- _Records for the exercise_

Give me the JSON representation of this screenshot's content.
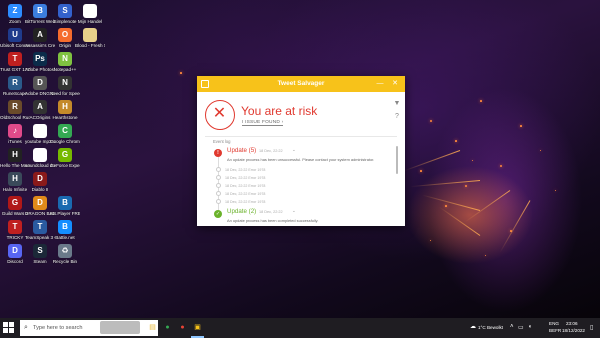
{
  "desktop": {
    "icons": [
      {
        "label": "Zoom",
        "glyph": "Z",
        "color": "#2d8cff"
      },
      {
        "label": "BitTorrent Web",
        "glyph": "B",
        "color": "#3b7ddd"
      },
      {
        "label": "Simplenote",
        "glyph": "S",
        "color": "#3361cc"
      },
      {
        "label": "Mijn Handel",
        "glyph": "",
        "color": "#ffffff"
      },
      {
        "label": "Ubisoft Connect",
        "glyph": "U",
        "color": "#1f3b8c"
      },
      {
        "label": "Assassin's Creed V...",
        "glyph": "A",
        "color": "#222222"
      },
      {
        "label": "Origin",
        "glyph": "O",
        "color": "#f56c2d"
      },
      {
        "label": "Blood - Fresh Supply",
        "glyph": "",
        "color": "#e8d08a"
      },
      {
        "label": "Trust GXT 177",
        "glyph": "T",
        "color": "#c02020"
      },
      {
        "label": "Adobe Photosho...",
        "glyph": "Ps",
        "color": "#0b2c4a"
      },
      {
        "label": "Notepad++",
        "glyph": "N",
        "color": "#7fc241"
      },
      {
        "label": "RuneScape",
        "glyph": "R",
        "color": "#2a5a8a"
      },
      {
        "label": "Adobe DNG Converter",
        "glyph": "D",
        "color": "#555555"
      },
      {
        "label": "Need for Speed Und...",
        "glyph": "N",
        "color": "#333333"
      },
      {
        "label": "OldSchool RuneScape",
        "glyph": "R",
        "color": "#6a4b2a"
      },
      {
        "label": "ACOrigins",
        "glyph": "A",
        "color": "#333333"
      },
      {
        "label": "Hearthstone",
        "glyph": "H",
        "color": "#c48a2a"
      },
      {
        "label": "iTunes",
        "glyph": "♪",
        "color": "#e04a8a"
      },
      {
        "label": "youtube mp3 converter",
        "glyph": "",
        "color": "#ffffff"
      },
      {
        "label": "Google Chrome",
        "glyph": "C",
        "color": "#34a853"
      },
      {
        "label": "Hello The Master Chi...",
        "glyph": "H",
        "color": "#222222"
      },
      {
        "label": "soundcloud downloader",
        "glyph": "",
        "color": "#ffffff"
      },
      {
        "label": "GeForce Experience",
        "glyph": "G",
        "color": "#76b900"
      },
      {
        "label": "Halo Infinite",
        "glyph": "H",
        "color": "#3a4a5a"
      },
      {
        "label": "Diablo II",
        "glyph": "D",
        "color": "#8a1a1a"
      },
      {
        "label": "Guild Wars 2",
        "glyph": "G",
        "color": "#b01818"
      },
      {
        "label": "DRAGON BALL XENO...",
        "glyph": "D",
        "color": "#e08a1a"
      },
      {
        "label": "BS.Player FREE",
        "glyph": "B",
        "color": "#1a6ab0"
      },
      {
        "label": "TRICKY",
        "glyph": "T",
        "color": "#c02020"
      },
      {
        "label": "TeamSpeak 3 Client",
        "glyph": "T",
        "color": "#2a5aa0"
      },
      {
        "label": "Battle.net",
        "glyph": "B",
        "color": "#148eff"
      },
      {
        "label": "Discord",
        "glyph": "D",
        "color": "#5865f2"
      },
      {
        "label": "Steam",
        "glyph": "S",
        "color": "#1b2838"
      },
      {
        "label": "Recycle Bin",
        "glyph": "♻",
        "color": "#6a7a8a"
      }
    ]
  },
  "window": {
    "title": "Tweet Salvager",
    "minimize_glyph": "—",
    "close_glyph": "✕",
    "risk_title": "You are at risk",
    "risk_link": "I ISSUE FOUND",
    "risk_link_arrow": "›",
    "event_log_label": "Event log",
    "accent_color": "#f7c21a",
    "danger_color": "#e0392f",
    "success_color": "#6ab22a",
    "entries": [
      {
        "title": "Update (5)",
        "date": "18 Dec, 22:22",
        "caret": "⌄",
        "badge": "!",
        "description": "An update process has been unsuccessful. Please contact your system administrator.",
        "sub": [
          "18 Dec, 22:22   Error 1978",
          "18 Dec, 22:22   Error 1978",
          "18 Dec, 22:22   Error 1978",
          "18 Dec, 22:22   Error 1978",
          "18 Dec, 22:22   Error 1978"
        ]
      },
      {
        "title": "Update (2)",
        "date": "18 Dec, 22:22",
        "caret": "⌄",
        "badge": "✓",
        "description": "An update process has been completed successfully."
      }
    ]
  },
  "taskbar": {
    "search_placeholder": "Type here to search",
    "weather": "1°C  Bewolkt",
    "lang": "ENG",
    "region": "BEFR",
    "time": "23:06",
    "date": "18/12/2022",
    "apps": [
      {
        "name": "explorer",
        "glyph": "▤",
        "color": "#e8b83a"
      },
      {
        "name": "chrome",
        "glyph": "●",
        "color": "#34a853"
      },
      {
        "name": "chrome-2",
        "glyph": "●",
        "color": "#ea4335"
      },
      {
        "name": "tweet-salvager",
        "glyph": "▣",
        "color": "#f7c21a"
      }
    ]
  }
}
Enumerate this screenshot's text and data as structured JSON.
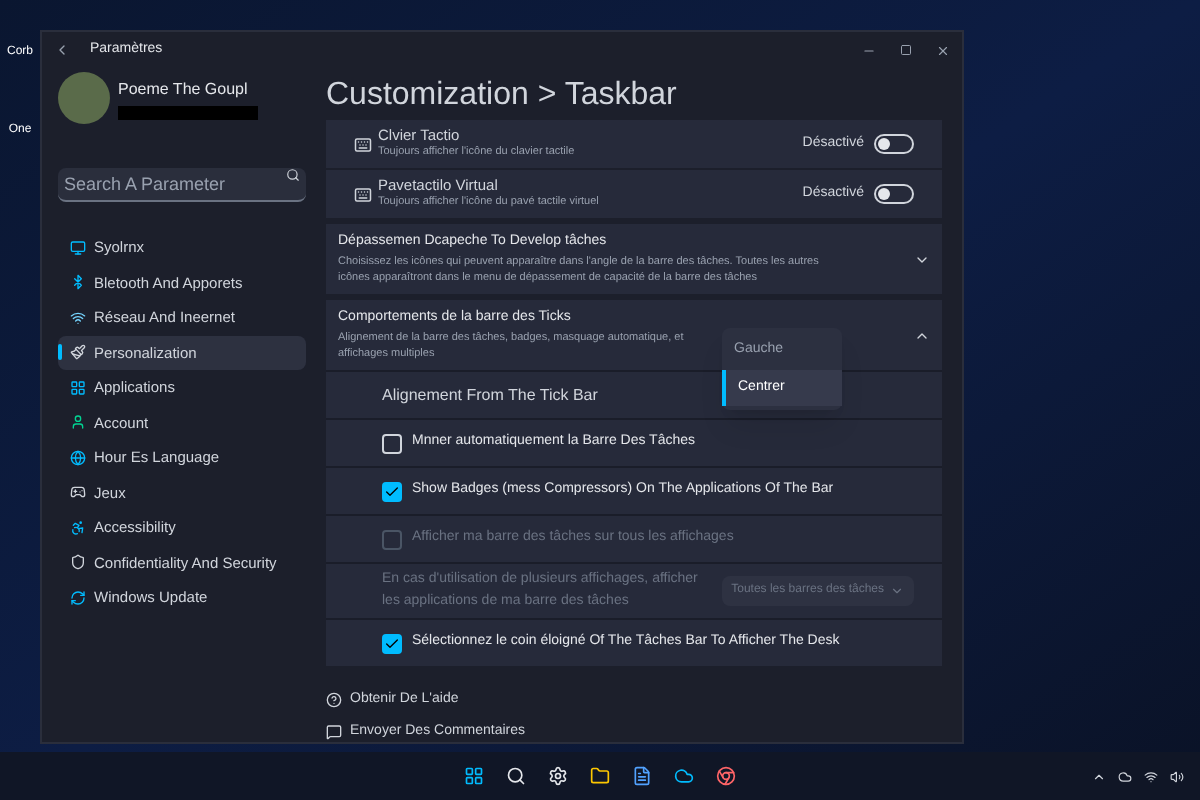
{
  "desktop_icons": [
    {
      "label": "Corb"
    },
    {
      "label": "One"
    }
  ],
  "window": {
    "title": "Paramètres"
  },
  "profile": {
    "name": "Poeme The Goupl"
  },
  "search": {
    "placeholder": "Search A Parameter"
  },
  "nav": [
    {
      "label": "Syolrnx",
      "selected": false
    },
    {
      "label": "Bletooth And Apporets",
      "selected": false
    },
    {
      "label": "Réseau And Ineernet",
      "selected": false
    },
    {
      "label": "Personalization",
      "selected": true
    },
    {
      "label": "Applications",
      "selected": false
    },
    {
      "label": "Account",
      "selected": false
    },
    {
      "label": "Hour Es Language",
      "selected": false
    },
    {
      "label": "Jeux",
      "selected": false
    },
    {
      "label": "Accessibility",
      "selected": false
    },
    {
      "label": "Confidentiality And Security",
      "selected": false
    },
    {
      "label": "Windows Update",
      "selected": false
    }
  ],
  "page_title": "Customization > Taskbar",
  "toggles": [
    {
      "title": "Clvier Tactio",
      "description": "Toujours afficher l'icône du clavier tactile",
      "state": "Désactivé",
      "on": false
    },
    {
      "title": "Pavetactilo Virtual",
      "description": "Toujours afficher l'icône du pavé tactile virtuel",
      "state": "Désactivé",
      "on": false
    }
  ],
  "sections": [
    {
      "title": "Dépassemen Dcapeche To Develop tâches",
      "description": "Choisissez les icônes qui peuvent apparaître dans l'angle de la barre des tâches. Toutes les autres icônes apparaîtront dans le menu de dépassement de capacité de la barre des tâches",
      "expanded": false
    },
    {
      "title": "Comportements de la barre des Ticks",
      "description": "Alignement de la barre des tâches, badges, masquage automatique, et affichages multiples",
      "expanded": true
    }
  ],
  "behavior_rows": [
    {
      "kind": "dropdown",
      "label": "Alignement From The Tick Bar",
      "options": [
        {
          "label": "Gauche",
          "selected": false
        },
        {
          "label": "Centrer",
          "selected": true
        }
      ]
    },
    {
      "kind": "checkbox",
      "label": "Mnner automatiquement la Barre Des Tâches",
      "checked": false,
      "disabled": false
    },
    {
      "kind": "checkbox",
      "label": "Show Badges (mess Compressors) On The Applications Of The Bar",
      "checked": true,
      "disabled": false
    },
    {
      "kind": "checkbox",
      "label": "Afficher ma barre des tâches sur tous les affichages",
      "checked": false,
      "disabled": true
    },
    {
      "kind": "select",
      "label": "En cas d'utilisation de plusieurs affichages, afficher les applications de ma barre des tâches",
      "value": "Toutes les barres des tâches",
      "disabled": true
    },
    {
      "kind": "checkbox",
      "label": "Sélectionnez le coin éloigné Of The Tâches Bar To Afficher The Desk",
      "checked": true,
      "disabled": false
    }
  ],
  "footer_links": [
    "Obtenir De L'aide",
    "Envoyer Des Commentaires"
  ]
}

- _What you should do_
Copy out all the data without changing anything, and drop the pictures.

- _Correct answer_
Give me the JSON representation of this screenshot's content.
{
  "desktop": {
    "icons": [
      {
        "label": "Zoom",
        "glyph": "Z",
        "color": "#2d8cff"
      },
      {
        "label": "BitTorrent Web",
        "glyph": "B",
        "color": "#3b7ddd"
      },
      {
        "label": "Simplenote",
        "glyph": "S",
        "color": "#3361cc"
      },
      {
        "label": "Mijn Handel",
        "glyph": "",
        "color": "#ffffff"
      },
      {
        "label": "Ubisoft Connect",
        "glyph": "U",
        "color": "#1f3b8c"
      },
      {
        "label": "Assassin's Creed V...",
        "glyph": "A",
        "color": "#222222"
      },
      {
        "label": "Origin",
        "glyph": "O",
        "color": "#f56c2d"
      },
      {
        "label": "Blood - Fresh Supply",
        "glyph": "",
        "color": "#e8d08a"
      },
      {
        "label": "Trust GXT 177",
        "glyph": "T",
        "color": "#c02020"
      },
      {
        "label": "Adobe Photosho...",
        "glyph": "Ps",
        "color": "#0b2c4a"
      },
      {
        "label": "Notepad++",
        "glyph": "N",
        "color": "#7fc241"
      },
      {
        "label": "RuneScape",
        "glyph": "R",
        "color": "#2a5a8a"
      },
      {
        "label": "Adobe DNG Converter",
        "glyph": "D",
        "color": "#555555"
      },
      {
        "label": "Need for Speed Und...",
        "glyph": "N",
        "color": "#333333"
      },
      {
        "label": "OldSchool RuneScape",
        "glyph": "R",
        "color": "#6a4b2a"
      },
      {
        "label": "ACOrigins",
        "glyph": "A",
        "color": "#333333"
      },
      {
        "label": "Hearthstone",
        "glyph": "H",
        "color": "#c48a2a"
      },
      {
        "label": "iTunes",
        "glyph": "♪",
        "color": "#e04a8a"
      },
      {
        "label": "youtube mp3 converter",
        "glyph": "",
        "color": "#ffffff"
      },
      {
        "label": "Google Chrome",
        "glyph": "C",
        "color": "#34a853"
      },
      {
        "label": "Hello The Master Chi...",
        "glyph": "H",
        "color": "#222222"
      },
      {
        "label": "soundcloud downloader",
        "glyph": "",
        "color": "#ffffff"
      },
      {
        "label": "GeForce Experience",
        "glyph": "G",
        "color": "#76b900"
      },
      {
        "label": "Halo Infinite",
        "glyph": "H",
        "color": "#3a4a5a"
      },
      {
        "label": "Diablo II",
        "glyph": "D",
        "color": "#8a1a1a"
      },
      {
        "label": "Guild Wars 2",
        "glyph": "G",
        "color": "#b01818"
      },
      {
        "label": "DRAGON BALL XENO...",
        "glyph": "D",
        "color": "#e08a1a"
      },
      {
        "label": "BS.Player FREE",
        "glyph": "B",
        "color": "#1a6ab0"
      },
      {
        "label": "TRICKY",
        "glyph": "T",
        "color": "#c02020"
      },
      {
        "label": "TeamSpeak 3 Client",
        "glyph": "T",
        "color": "#2a5aa0"
      },
      {
        "label": "Battle.net",
        "glyph": "B",
        "color": "#148eff"
      },
      {
        "label": "Discord",
        "glyph": "D",
        "color": "#5865f2"
      },
      {
        "label": "Steam",
        "glyph": "S",
        "color": "#1b2838"
      },
      {
        "label": "Recycle Bin",
        "glyph": "♻",
        "color": "#6a7a8a"
      }
    ]
  },
  "window": {
    "title": "Tweet Salvager",
    "minimize_glyph": "—",
    "close_glyph": "✕",
    "risk_title": "You are at risk",
    "risk_link": "I ISSUE FOUND",
    "risk_link_arrow": "›",
    "event_log_label": "Event log",
    "accent_color": "#f7c21a",
    "danger_color": "#e0392f",
    "success_color": "#6ab22a",
    "entries": [
      {
        "title": "Update (5)",
        "date": "18 Dec, 22:22",
        "caret": "⌄",
        "badge": "!",
        "description": "An update process has been unsuccessful. Please contact your system administrator.",
        "sub": [
          "18 Dec, 22:22   Error 1978",
          "18 Dec, 22:22   Error 1978",
          "18 Dec, 22:22   Error 1978",
          "18 Dec, 22:22   Error 1978",
          "18 Dec, 22:22   Error 1978"
        ]
      },
      {
        "title": "Update (2)",
        "date": "18 Dec, 22:22",
        "caret": "⌄",
        "badge": "✓",
        "description": "An update process has been completed successfully."
      }
    ]
  },
  "taskbar": {
    "search_placeholder": "Type here to search",
    "weather": "1°C  Bewolkt",
    "lang": "ENG",
    "region": "BEFR",
    "time": "23:06",
    "date": "18/12/2022",
    "apps": [
      {
        "name": "explorer",
        "glyph": "▤",
        "color": "#e8b83a"
      },
      {
        "name": "chrome",
        "glyph": "●",
        "color": "#34a853"
      },
      {
        "name": "chrome-2",
        "glyph": "●",
        "color": "#ea4335"
      },
      {
        "name": "tweet-salvager",
        "glyph": "▣",
        "color": "#f7c21a"
      }
    ]
  }
}
Enumerate this screenshot's text and data as structured JSON.
{
  "desktop_icons": [
    {
      "label": "Corb"
    },
    {
      "label": "One"
    }
  ],
  "window": {
    "title": "Paramètres"
  },
  "profile": {
    "name": "Poeme The Goupl"
  },
  "search": {
    "placeholder": "Search A Parameter"
  },
  "nav": [
    {
      "label": "Syolrnx",
      "selected": false
    },
    {
      "label": "Bletooth And Apporets",
      "selected": false
    },
    {
      "label": "Réseau And Ineernet",
      "selected": false
    },
    {
      "label": "Personalization",
      "selected": true
    },
    {
      "label": "Applications",
      "selected": false
    },
    {
      "label": "Account",
      "selected": false
    },
    {
      "label": "Hour Es Language",
      "selected": false
    },
    {
      "label": "Jeux",
      "selected": false
    },
    {
      "label": "Accessibility",
      "selected": false
    },
    {
      "label": "Confidentiality And Security",
      "selected": false
    },
    {
      "label": "Windows Update",
      "selected": false
    }
  ],
  "page_title": "Customization > Taskbar",
  "toggles": [
    {
      "title": "Clvier Tactio",
      "description": "Toujours afficher l'icône du clavier tactile",
      "state": "Désactivé",
      "on": false
    },
    {
      "title": "Pavetactilo Virtual",
      "description": "Toujours afficher l'icône du pavé tactile virtuel",
      "state": "Désactivé",
      "on": false
    }
  ],
  "sections": [
    {
      "title": "Dépassemen Dcapeche To Develop tâches",
      "description": "Choisissez les icônes qui peuvent apparaître dans l'angle de la barre des tâches. Toutes les autres icônes apparaîtront dans le menu de dépassement de capacité de la barre des tâches",
      "expanded": false
    },
    {
      "title": "Comportements de la barre des Ticks",
      "description": "Alignement de la barre des tâches, badges, masquage automatique, et affichages multiples",
      "expanded": true
    }
  ],
  "behavior_rows": [
    {
      "kind": "dropdown",
      "label": "Alignement From The Tick Bar",
      "options": [
        {
          "label": "Gauche",
          "selected": false
        },
        {
          "label": "Centrer",
          "selected": true
        }
      ]
    },
    {
      "kind": "checkbox",
      "label": "Mnner automatiquement la Barre Des Tâches",
      "checked": false,
      "disabled": false
    },
    {
      "kind": "checkbox",
      "label": "Show Badges (mess Compressors) On The Applications Of The Bar",
      "checked": true,
      "disabled": false
    },
    {
      "kind": "checkbox",
      "label": "Afficher ma barre des tâches sur tous les affichages",
      "checked": false,
      "disabled": true
    },
    {
      "kind": "select",
      "label": "En cas d'utilisation de plusieurs affichages, afficher les applications de ma barre des tâches",
      "value": "Toutes les barres des tâches",
      "disabled": true
    },
    {
      "kind": "checkbox",
      "label": "Sélectionnez le coin éloigné Of The Tâches Bar To Afficher The Desk",
      "checked": true,
      "disabled": false
    }
  ],
  "footer_links": [
    "Obtenir De L'aide",
    "Envoyer Des Commentaires"
  ]
}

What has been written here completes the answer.